■ **EXERCICE**
Recopiez mot pour mot le passage de l'extrait du texte qui va de « Otectomie, planectomie nasale, exérèse » à « le temps d’application. ».

───── EXTRAIT DU TEXTE

Application 3 fois par semaine avec des gants

Bonne réponse sur les formes in situ, T1, T2

Effets secondaires locaux : érythème et squamosis

Généraux : 1 cas avec augmentation des ALAT et neutropénie. Réversible à l’arrêt du traitement

Chimiothérapie in situ Carboplatine in situ Injection 4 fois à une semaine d’inervalle de carboplatine dilué dans de l’huile de sésame à 15mg/mL

Dose injectée : 0,1mL/cm3 de lésion

Aucun effet secondaire

Intérêt sur les formes T1, T2

Electro-chimiothérapie Injection intra lésionnel de bléomycine puis application d’un champs électrique Intérêt sur les formes T1, T2
Systémique Rétinoïdes de synthèse 13-cis-retinoide

10 à 20mg/chat

Effets peu concluants
mitoxantrone Réponse décevante
Anti COX-2 Action anti inflammatoire et anti douleur Manque d’étude
Chirurgicale Exerèse Traitement de choix

Otectomie, planectomie nasale, exérèse des paupières

Possibilité d’évaluer les marges

Limites : esthétique

cryochirurgie Aucune donnée sur le temps d’application.

Chez l’homme,

10’’ recommandée

Possibilité de le faire plusieurs fois

Indication sur Tis, T1 et T2 avec une bonne réponse

Difficulté d’apprécier les marges

Nécessite une anesthésie

Radiothérapie téléthérapie Irradiations par Orthovoltage, megavoltage et faisceaux de protons

en moyenne 40Gy sur 10 séances

Limite : disponibilité, cout

Intérêt esthétique

Effets secondaires peu importants : érythème cutané et inflammation des muqueuses

 

plésiothérapie Application de Strontium-90 localement Intérêt sur les lésions des paupières
Thérapie photo-dynamique Photosensibilisation + UV Injection IV ou application locale d’un photosensibilisant

Application d’UV adapté

Limite : profondeur d’action – plusieurs séances nécessaire – douleur

Dans tous les cas, le traitement doit être précoce et agressif.

──────────
───── DONNÉES SOURCES

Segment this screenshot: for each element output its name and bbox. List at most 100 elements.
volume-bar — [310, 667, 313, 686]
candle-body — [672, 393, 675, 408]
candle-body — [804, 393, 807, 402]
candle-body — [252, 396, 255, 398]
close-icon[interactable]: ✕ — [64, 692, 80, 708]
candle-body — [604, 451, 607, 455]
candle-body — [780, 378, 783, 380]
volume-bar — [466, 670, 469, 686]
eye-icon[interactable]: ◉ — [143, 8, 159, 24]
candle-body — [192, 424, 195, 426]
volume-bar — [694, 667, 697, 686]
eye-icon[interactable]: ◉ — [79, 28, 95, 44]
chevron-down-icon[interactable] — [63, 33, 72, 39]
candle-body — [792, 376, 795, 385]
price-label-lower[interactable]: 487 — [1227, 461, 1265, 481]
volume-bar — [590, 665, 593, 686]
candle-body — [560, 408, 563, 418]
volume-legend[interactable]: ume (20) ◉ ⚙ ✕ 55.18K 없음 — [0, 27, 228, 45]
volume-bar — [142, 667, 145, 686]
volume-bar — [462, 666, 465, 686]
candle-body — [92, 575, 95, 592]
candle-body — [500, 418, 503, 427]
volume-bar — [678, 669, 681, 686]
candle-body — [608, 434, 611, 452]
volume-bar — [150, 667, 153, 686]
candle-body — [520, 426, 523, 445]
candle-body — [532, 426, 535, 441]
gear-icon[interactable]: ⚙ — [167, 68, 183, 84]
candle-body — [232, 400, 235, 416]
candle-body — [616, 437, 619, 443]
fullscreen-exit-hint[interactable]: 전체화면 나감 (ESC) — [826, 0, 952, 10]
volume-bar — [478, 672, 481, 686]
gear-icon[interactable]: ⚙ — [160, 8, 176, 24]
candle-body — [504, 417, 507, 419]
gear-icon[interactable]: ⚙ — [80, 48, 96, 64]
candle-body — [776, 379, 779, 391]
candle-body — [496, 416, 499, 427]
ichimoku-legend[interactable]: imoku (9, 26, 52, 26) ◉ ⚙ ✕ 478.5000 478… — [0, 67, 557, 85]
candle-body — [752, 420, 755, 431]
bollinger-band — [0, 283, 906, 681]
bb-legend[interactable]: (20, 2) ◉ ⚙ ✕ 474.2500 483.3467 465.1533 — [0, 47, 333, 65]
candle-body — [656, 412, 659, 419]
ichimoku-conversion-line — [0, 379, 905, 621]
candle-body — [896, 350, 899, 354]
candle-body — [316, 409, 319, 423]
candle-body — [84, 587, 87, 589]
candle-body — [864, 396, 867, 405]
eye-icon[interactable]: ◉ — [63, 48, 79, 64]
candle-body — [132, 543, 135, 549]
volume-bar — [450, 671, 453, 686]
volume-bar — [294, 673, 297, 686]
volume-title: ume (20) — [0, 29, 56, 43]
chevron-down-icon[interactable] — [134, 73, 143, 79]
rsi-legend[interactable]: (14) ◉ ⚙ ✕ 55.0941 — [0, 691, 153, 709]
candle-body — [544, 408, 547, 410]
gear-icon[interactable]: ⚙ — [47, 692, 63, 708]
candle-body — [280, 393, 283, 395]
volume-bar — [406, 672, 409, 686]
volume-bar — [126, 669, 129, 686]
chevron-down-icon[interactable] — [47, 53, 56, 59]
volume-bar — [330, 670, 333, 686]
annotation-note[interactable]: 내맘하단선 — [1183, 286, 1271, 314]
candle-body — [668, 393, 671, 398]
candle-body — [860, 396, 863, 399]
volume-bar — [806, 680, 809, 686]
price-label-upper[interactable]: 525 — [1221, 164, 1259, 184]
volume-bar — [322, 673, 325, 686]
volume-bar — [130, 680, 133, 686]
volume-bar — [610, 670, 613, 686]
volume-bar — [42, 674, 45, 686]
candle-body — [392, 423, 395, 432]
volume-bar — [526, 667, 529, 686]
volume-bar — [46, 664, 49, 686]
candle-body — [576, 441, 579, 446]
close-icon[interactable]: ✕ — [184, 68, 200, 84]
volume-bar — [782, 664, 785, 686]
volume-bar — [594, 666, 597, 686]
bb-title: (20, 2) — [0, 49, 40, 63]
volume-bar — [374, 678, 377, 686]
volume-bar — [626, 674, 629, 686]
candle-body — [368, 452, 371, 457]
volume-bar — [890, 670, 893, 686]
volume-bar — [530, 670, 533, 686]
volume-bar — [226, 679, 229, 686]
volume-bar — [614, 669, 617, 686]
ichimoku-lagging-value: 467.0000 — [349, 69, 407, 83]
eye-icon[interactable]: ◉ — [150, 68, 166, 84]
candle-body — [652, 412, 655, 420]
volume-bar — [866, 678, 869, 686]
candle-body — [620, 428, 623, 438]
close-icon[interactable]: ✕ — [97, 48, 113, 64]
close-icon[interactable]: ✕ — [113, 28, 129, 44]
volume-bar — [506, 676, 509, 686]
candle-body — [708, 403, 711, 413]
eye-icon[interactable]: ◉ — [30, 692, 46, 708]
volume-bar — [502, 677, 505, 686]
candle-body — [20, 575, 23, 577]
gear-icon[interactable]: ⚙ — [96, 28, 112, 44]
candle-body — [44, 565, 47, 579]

──────────

■ **RÉPONSE**
Otectomie, planectomie nasale, exérèse des paupières

Possibilité d’évaluer les marges

Limites : esthétique

cryochirurgie Aucune donnée sur le temps d’application.